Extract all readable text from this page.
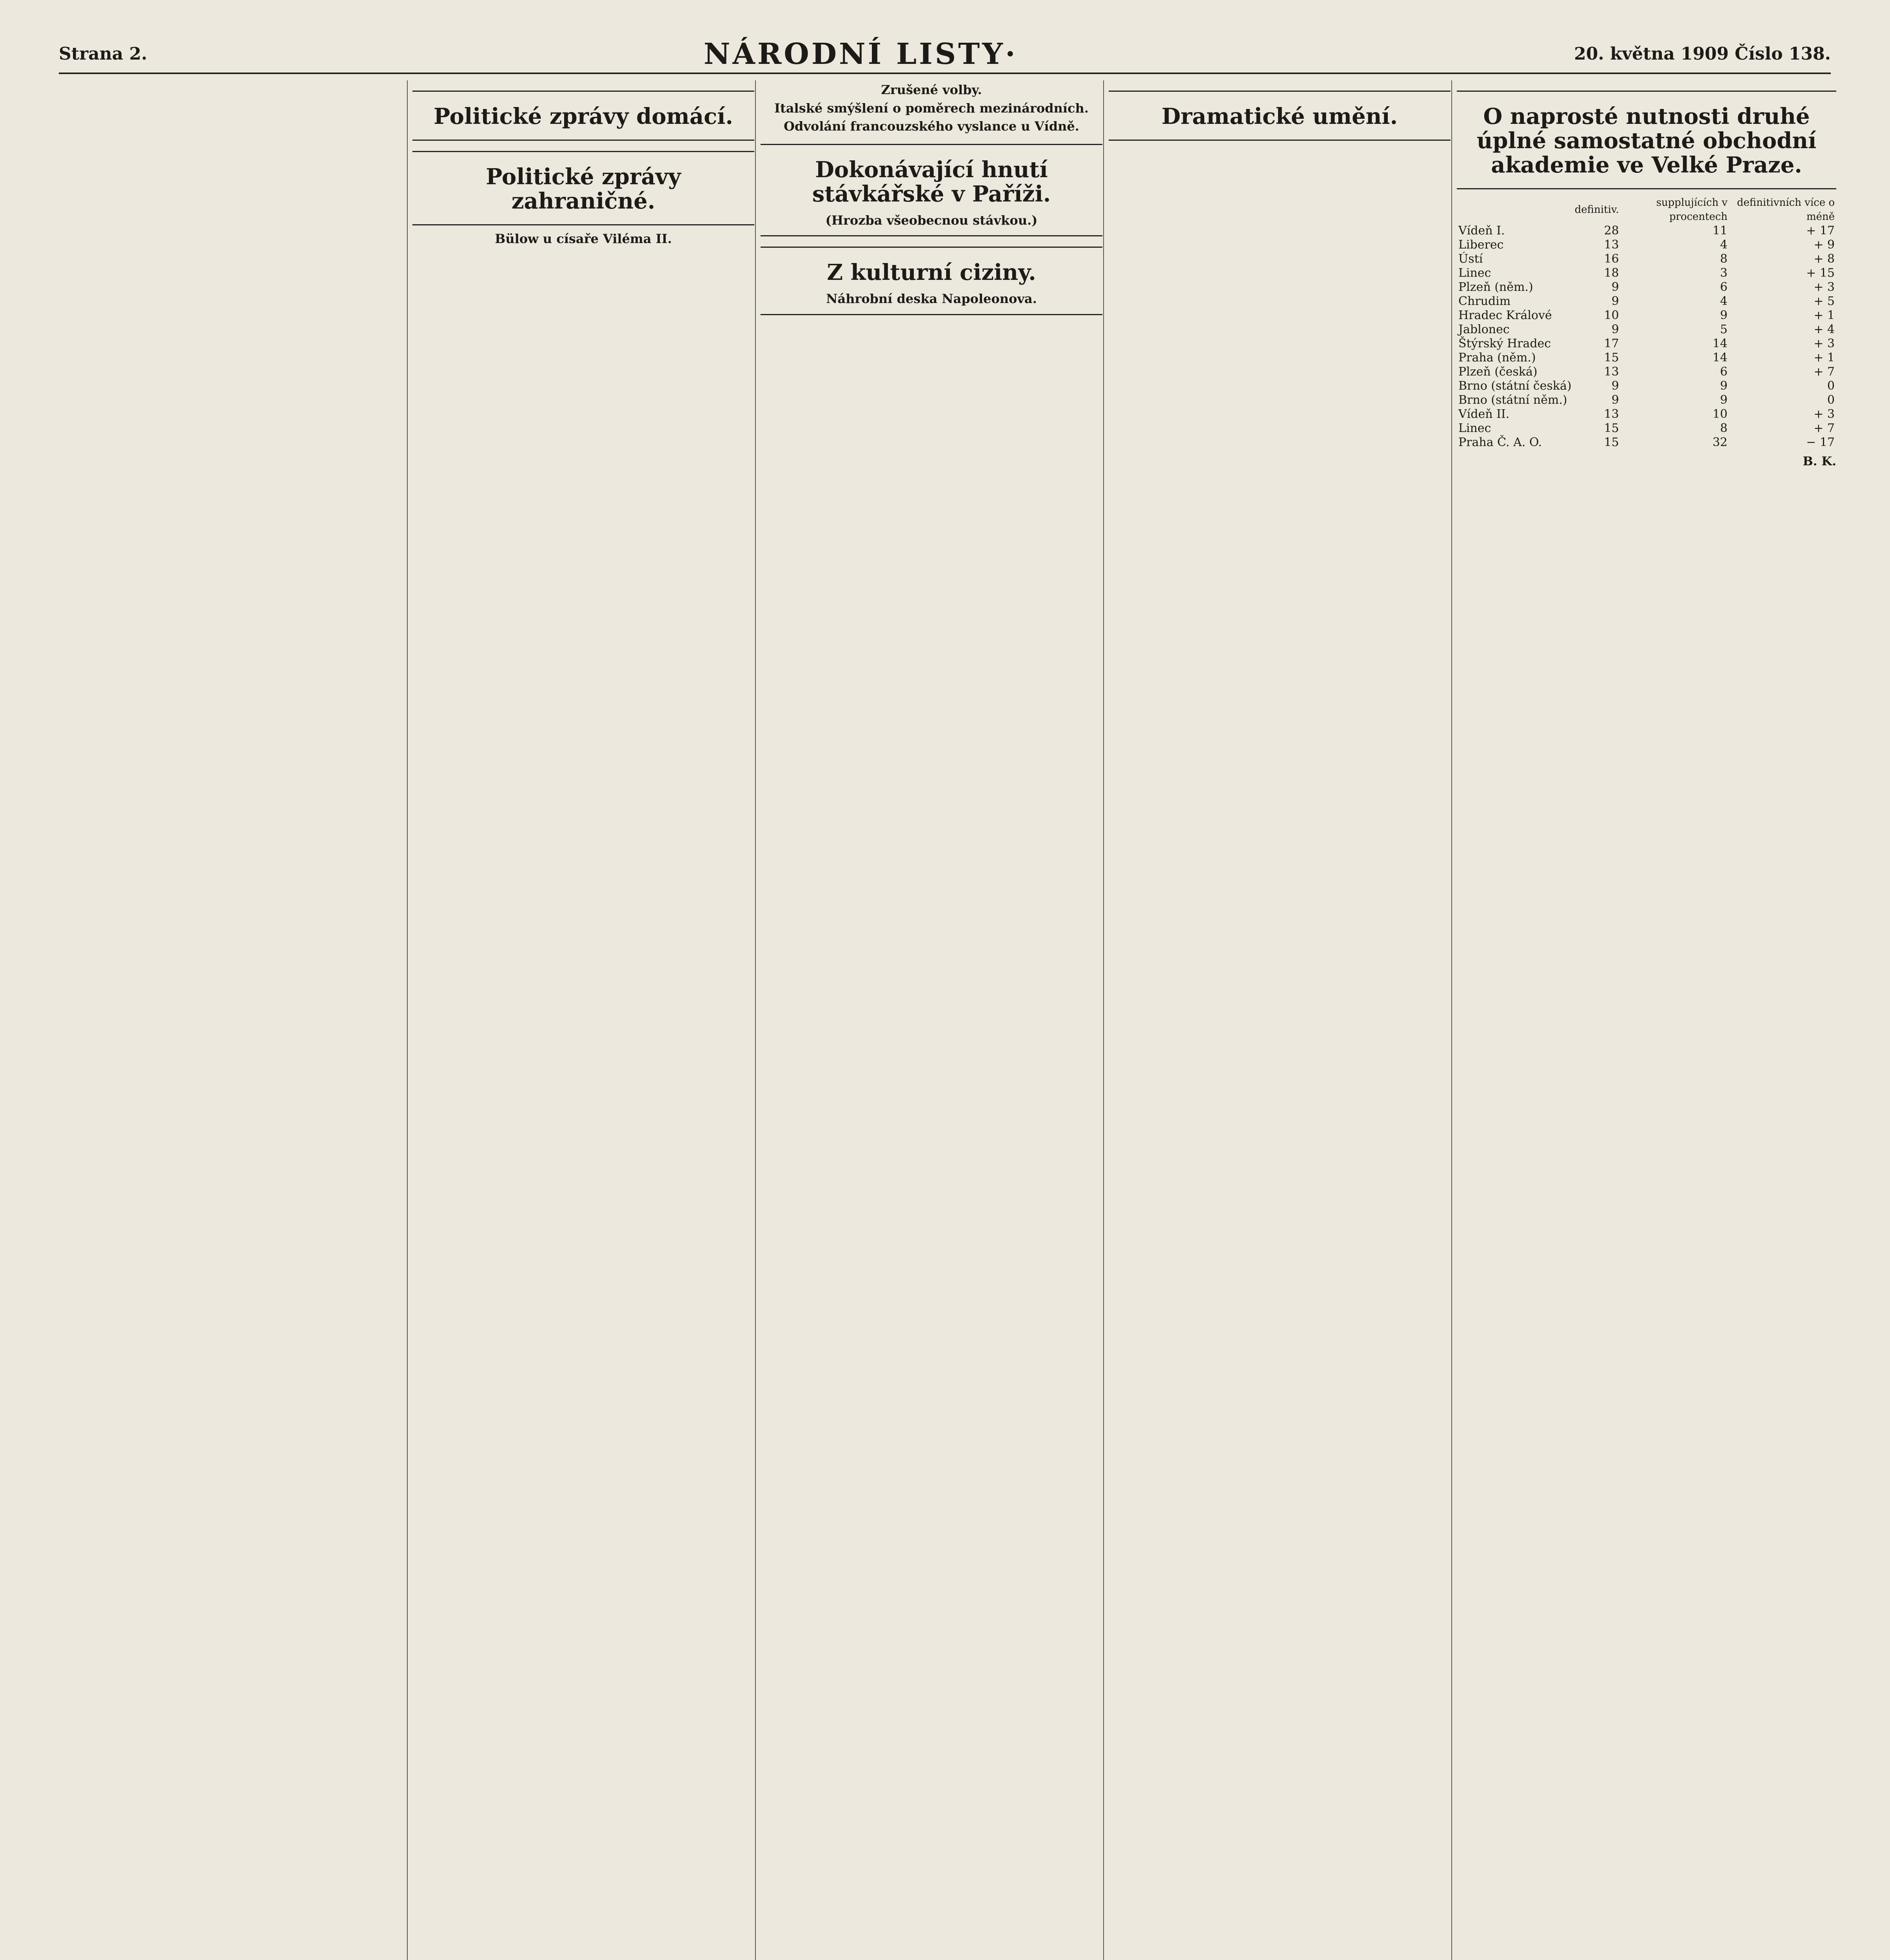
Strana 2.	NÁRODNÍ LISTY·	20. května 1909 Číslo 138.
Politické zprávy domácí.
Politické zprávy zahraničné.
Bülow u císaře Viléma II.
Zrušené volby.
Italské smýšlení o poměrech mezinárodních.
Odvolání francouzského vyslance u Vídně.
Dokonávající hnutí stávkářské v Paříži.
(Hrozba všeobecnou stávkou.)
Z kulturní ciziny.
Náhrobní deska Napoleonova.
Dramatické umění.	O naprosté nutnosti druhé úplné samostatné obchodní akademie ve Velké Praze.
	definitiv.	supplujících v procentech	definitivních více o méně
Vídeň I.	28	11	+ 17
Liberec	13	4	+ 9
Ústí	16	8	+ 8
Linec	18	3	+ 15
Plzeň (něm.)	9	6	+ 3
Chrudim	9	4	+ 5
Hradec Králové	10	9	+ 1
Jablonec	9	5	+ 4
Štýrský Hradec	17	14	+ 3
Praha (něm.)	15	14	+ 1
Plzeň (česká)	13	6	+ 7
Brno (státní česká)	9	9	0
Brno (státní něm.)	9	9	0
Vídeň II.	13	10	+ 3
Linec	15	8	+ 7
Praha Č. A. O.	15	32	− 17
B. K.
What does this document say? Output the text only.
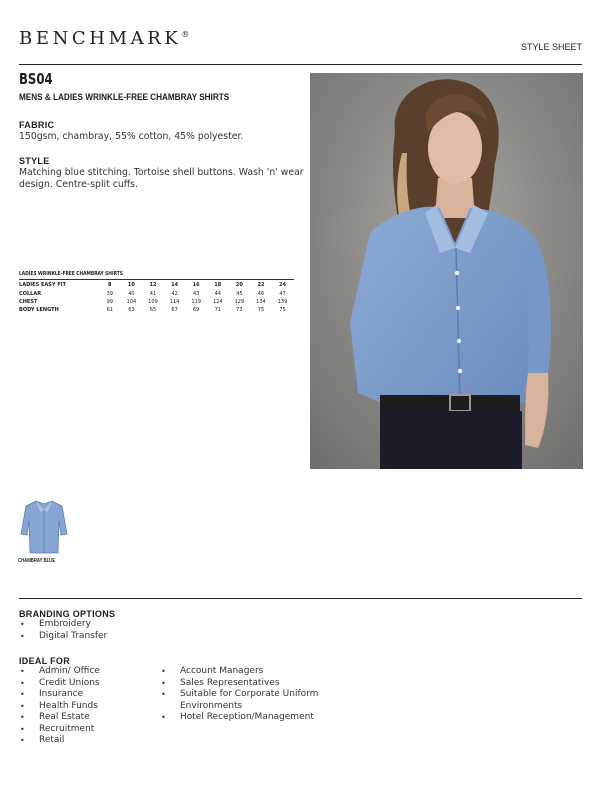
BENCHMARK®
STYLE SHEET
BS04
MENS & LADIES WRINKLE-FREE CHAMBRAY SHIRTS
FABRIC
150gsm, chambray, 55% cotton, 45% polyester.
STYLE
Matching blue stitching. Tortoise shell buttons. Wash 'n' wear design. Centre-split cuffs.
LADIES WRINKLE-FREE CHAMBRAY SHIRTS
LADIES EASY FIT	8	10	12	14	16	18	20	22	24
COLLAR	39	40	41	42	43	44	45	46	47
CHEST	99	104	109	114	119	124	129	134	139
BODY LENGTH	61	63	65	67	69	71	73	75	75
CHAMBRAY BLUE
BRANDING OPTIONS
• Embroidery
• Digital Transfer
IDEAL FOR
• Admin/ Office
• Credit Unions
• Insurance
• Health Funds
• Real Estate
• Recruitment
• Retail
• Account Managers
• Sales Representatives
• Suitable for Corporate Uniform Environments
• Hotel Reception/Management
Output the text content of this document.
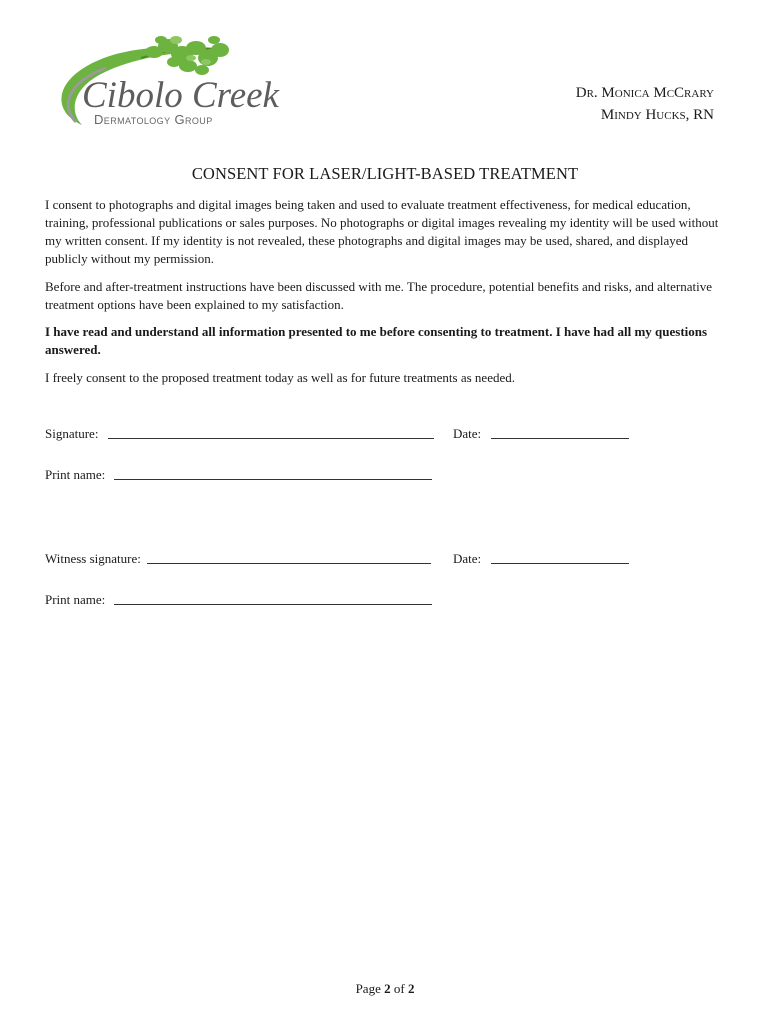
Cibolo Creek
Dermatology Group
Dr. Monica McCrary
Mindy Hucks, RN
CONSENT FOR LASER/LIGHT-BASED TREATMENT

I consent to photographs and digital images being taken and used to evaluate treatment effectiveness, for medical education, training, professional publications or sales purposes. No photographs or digital images revealing my identity will be used without my written consent. If my identity is not revealed, these photographs and digital images may be used, shared, and displayed publicly without my permission.

Before and after-treatment instructions have been discussed with me. The procedure, potential benefits and risks, and alternative treatment options have been explained to my satisfaction.

I have read and understand all information presented to me before consenting to treatment. I have had all my questions answered.

I freely consent to the proposed treatment today as well as for future treatments as needed.

Signature:	Date:
Print name:
Witness signature:	Date:
Print name:
Page 2 of 2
__________
What you will do — Without the images, write out each line of the data verbatim.

Complete response —
Extract all readable text from this page.
Strana 2.	NÁRODNÍ LISTY·	20. května 1909 Číslo 138.
Politické zprávy domácí.
Politické zprávy zahraničné.
Bülow u císaře Viléma II.
Zrušené volby.
Italské smýšlení o poměrech mezinárodních.
Odvolání francouzského vyslance u Vídně.
Dokonávající hnutí stávkářské v Paříži.
(Hrozba všeobecnou stávkou.)
Z kulturní ciziny.
Náhrobní deska Napoleonova.
Dramatické umění.	O naprosté nutnosti druhé úplné samostatné obchodní akademie ve Velké Praze.
	definitiv.	supplujících v procentech	definitivních více o méně
Vídeň I.	28	11	+ 17
Liberec	13	4	+ 9
Ústí	16	8	+ 8
Linec	18	3	+ 15
Plzeň (něm.)	9	6	+ 3
Chrudim	9	4	+ 5
Hradec Králové	10	9	+ 1
Jablonec	9	5	+ 4
Štýrský Hradec	17	14	+ 3
Praha (něm.)	15	14	+ 1
Plzeň (česká)	13	6	+ 7
Brno (státní česká)	9	9	0
Brno (státní něm.)	9	9	0
Vídeň II.	13	10	+ 3
Linec	15	8	+ 7
Praha Č. A. O.	15	32	− 17
B. K.
What does this document say? Output the text only.
BENCHMARK®
STYLE SHEET
BS04
MENS & LADIES WRINKLE-FREE CHAMBRAY SHIRTS
FABRIC
150gsm, chambray, 55% cotton, 45% polyester.
STYLE
Matching blue stitching. Tortoise shell buttons. Wash 'n' wear design. Centre-split cuffs.
LADIES WRINKLE-FREE CHAMBRAY SHIRTS
LADIES EASY FIT	8	10	12	14	16	18	20	22	24
COLLAR	39	40	41	42	43	44	45	46	47
CHEST	99	104	109	114	119	124	129	134	139
BODY LENGTH	61	63	65	67	69	71	73	75	75
CHAMBRAY BLUE
BRANDING OPTIONS
• Embroidery
• Digital Transfer
IDEAL FOR
• Admin/ Office
• Credit Unions
• Insurance
• Health Funds
• Real Estate
• Recruitment
• Retail
• Account Managers
• Sales Representatives
• Suitable for Corporate Uniform Environments
• Hotel Reception/Management
Output the text content of this document.
Cibolo Creek
Dermatology Group
Dr. Monica McCrary
Mindy Hucks, RN
CONSENT FOR LASER/LIGHT-BASED TREATMENT

I consent to photographs and digital images being taken and used to evaluate treatment effectiveness, for medical education, training, professional publications or sales purposes. No photographs or digital images revealing my identity will be used without my written consent. If my identity is not revealed, these photographs and digital images may be used, shared, and displayed publicly without my permission.

Before and after-treatment instructions have been discussed with me. The procedure, potential benefits and risks, and alternative treatment options have been explained to my satisfaction.

I have read and understand all information presented to me before consenting to treatment. I have had all my questions answered.

I freely consent to the proposed treatment today as well as for future treatments as needed.

Signature:	Date:
Print name:
Witness signature:	Date:
Print name:
Page 2 of 2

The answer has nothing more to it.